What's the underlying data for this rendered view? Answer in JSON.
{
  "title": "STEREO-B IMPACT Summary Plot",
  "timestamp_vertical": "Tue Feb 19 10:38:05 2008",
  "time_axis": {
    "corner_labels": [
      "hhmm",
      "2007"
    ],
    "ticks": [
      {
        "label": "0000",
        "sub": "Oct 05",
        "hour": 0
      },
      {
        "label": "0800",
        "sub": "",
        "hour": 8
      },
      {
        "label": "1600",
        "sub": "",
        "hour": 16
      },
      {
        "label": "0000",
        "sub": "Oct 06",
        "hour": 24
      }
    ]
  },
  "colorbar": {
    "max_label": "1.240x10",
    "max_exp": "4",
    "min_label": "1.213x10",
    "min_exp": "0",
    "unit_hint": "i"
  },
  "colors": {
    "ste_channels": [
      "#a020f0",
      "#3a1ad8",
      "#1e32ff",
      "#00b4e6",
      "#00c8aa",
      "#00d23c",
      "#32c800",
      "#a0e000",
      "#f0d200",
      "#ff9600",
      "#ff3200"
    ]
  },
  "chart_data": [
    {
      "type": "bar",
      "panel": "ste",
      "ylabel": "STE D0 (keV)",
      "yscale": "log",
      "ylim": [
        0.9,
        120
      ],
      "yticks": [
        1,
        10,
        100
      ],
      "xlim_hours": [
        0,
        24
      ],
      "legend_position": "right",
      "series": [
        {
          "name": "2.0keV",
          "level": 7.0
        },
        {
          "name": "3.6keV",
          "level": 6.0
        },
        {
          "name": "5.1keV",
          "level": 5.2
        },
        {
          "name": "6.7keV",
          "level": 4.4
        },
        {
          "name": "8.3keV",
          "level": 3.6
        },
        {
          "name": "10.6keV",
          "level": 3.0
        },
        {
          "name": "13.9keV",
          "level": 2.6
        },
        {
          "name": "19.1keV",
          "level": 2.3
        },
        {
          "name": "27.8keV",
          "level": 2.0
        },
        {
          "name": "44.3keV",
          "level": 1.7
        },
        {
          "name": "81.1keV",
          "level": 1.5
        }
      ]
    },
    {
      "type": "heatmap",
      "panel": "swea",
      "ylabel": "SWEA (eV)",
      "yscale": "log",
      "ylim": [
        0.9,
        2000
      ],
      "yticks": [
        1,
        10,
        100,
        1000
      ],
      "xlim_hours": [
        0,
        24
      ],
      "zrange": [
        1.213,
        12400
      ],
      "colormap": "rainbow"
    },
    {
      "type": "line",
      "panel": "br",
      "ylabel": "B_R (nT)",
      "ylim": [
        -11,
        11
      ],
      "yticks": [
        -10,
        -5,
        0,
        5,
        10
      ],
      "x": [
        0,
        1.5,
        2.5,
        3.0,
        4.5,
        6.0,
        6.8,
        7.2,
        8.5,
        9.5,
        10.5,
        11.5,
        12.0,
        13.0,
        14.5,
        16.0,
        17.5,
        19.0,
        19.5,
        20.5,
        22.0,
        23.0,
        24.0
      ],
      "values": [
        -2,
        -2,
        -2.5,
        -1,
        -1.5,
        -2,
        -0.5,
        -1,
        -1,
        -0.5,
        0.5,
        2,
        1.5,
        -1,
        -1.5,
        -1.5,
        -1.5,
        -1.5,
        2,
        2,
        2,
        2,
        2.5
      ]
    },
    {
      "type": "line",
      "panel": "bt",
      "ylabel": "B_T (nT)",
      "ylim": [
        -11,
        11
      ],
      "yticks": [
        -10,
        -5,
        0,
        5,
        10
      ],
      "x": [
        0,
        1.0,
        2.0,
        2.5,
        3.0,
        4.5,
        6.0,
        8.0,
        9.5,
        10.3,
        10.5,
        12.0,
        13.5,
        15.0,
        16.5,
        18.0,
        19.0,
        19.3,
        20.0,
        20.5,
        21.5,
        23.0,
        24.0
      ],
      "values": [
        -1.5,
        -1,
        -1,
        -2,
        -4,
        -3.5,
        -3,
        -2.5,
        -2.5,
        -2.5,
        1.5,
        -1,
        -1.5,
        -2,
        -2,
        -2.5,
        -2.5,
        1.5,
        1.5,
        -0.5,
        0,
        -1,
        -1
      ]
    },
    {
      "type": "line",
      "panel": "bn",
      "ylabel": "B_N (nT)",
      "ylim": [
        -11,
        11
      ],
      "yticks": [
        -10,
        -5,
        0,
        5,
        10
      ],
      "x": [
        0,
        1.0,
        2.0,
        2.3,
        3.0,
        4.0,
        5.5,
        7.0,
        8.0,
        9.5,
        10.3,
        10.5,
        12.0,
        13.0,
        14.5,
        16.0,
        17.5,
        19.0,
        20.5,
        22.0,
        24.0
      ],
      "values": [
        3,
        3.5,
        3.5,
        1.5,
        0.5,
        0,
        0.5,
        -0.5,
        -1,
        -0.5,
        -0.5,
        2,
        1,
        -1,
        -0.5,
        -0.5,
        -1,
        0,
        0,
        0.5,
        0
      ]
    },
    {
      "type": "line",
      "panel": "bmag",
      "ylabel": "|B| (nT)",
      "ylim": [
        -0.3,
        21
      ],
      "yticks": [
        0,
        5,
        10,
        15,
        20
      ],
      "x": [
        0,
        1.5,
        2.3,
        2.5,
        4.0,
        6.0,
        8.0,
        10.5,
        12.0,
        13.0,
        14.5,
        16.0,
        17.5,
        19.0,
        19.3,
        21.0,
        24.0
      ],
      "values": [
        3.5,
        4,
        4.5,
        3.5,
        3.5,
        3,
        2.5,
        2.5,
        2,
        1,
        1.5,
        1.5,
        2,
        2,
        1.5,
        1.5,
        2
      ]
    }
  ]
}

_ _ _

● **AIM OF THE TASK**
Show the lines of the data that hold the word "panel".

● **EXERCISE OUTPUT**
      "panel": "ste",
      "panel": "swea",
      "panel": "br",
      "panel": "bt",
      "panel": "bn",
      "panel": "bmag",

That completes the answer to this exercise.